(Collection entries)
********************
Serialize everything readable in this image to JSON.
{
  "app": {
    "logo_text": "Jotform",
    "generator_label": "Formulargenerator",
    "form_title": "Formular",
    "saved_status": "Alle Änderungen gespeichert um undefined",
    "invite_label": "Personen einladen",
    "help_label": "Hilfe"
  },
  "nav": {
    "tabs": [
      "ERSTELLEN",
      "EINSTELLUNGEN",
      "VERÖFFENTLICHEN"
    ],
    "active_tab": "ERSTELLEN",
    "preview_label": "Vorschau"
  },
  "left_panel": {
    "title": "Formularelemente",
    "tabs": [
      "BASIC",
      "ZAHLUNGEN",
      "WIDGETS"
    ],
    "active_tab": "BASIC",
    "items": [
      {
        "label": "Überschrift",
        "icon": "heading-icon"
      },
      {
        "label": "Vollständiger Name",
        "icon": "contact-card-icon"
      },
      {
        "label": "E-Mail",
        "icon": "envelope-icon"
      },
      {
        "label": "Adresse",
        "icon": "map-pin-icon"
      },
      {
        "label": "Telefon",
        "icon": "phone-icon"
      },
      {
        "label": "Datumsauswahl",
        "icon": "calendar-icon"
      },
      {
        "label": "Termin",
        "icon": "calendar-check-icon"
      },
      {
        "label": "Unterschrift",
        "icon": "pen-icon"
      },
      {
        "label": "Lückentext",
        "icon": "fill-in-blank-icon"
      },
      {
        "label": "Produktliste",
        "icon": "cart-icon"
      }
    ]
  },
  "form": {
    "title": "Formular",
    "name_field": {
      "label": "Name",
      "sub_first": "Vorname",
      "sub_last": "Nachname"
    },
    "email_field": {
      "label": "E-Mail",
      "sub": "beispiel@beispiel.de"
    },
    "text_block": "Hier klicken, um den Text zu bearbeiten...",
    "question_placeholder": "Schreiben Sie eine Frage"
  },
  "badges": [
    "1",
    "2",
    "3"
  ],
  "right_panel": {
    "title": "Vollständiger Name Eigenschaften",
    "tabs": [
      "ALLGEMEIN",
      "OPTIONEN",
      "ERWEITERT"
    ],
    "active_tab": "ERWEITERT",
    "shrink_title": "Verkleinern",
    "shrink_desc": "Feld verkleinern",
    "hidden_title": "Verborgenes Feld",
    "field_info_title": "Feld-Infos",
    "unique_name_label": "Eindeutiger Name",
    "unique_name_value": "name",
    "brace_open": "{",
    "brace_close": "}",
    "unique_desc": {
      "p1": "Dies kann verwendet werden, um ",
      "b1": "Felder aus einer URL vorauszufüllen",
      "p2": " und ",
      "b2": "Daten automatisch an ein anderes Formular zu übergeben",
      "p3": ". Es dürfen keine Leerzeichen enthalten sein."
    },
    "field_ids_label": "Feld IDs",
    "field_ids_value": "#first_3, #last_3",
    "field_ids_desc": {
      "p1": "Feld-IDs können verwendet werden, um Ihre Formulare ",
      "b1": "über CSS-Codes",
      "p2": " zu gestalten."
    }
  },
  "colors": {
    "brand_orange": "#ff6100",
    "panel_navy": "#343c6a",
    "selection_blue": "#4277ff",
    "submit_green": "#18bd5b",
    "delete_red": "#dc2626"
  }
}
********************
● **YOUR GOAL**:
Would you write out all of the data exactly as given?

● **TASK RESULT**:
Serialize everything readable in this image to JSON.
{
  "app": {
    "logo_text": "Jotform",
    "generator_label": "Formulargenerator",
    "form_title": "Formular",
    "saved_status": "Alle Änderungen gespeichert um undefined",
    "invite_label": "Personen einladen",
    "help_label": "Hilfe"
  },
  "nav": {
    "tabs": [
      "ERSTELLEN",
      "EINSTELLUNGEN",
      "VERÖFFENTLICHEN"
    ],
    "active_tab": "ERSTELLEN",
    "preview_label": "Vorschau"
  },
  "left_panel": {
    "title": "Formularelemente",
    "tabs": [
      "BASIC",
      "ZAHLUNGEN",
      "WIDGETS"
    ],
    "active_tab": "BASIC",
    "items": [
      {
        "label": "Überschrift",
        "icon": "heading-icon"
      },
      {
        "label": "Vollständiger Name",
        "icon": "contact-card-icon"
      },
      {
        "label": "E-Mail",
        "icon": "envelope-icon"
      },
      {
        "label": "Adresse",
        "icon": "map-pin-icon"
      },
      {
        "label": "Telefon",
        "icon": "phone-icon"
      },
      {
        "label": "Datumsauswahl",
        "icon": "calendar-icon"
      },
      {
        "label": "Termin",
        "icon": "calendar-check-icon"
      },
      {
        "label": "Unterschrift",
        "icon": "pen-icon"
      },
      {
        "label": "Lückentext",
        "icon": "fill-in-blank-icon"
      },
      {
        "label": "Produktliste",
        "icon": "cart-icon"
      }
    ]
  },
  "form": {
    "title": "Formular",
    "name_field": {
      "label": "Name",
      "sub_first": "Vorname",
      "sub_last": "Nachname"
    },
    "email_field": {
      "label": "E-Mail",
      "sub": "beispiel@beispiel.de"
    },
    "text_block": "Hier klicken, um den Text zu bearbeiten...",
    "question_placeholder": "Schreiben Sie eine Frage"
  },
  "badges": [
    "1",
    "2",
    "3"
  ],
  "right_panel": {
    "title": "Vollständiger Name Eigenschaften",
    "tabs": [
      "ALLGEMEIN",
      "OPTIONEN",
      "ERWEITERT"
    ],
    "active_tab": "ERWEITERT",
    "shrink_title": "Verkleinern",
    "shrink_desc": "Feld verkleinern",
    "hidden_title": "Verborgenes Feld",
    "field_info_title": "Feld-Infos",
    "unique_name_label": "Eindeutiger Name",
    "unique_name_value": "name",
    "brace_open": "{",
    "brace_close": "}",
    "unique_desc": {
      "p1": "Dies kann verwendet werden, um ",
      "b1": "Felder aus einer URL vorauszufüllen",
      "p2": " und ",
      "b2": "Daten automatisch an ein anderes Formular zu übergeben",
      "p3": ". Es dürfen keine Leerzeichen enthalten sein."
    },
    "field_ids_label": "Feld IDs",
    "field_ids_value": "#first_3, #last_3",
    "field_ids_desc": {
      "p1": "Feld-IDs können verwendet werden, um Ihre Formulare ",
      "b1": "über CSS-Codes",
      "p2": " zu gestalten."
    }
  },
  "colors": {
    "brand_orange": "#ff6100",
    "panel_navy": "#343c6a",
    "selection_blue": "#4277ff",
    "submit_green": "#18bd5b",
    "delete_red": "#dc2626"
  }
}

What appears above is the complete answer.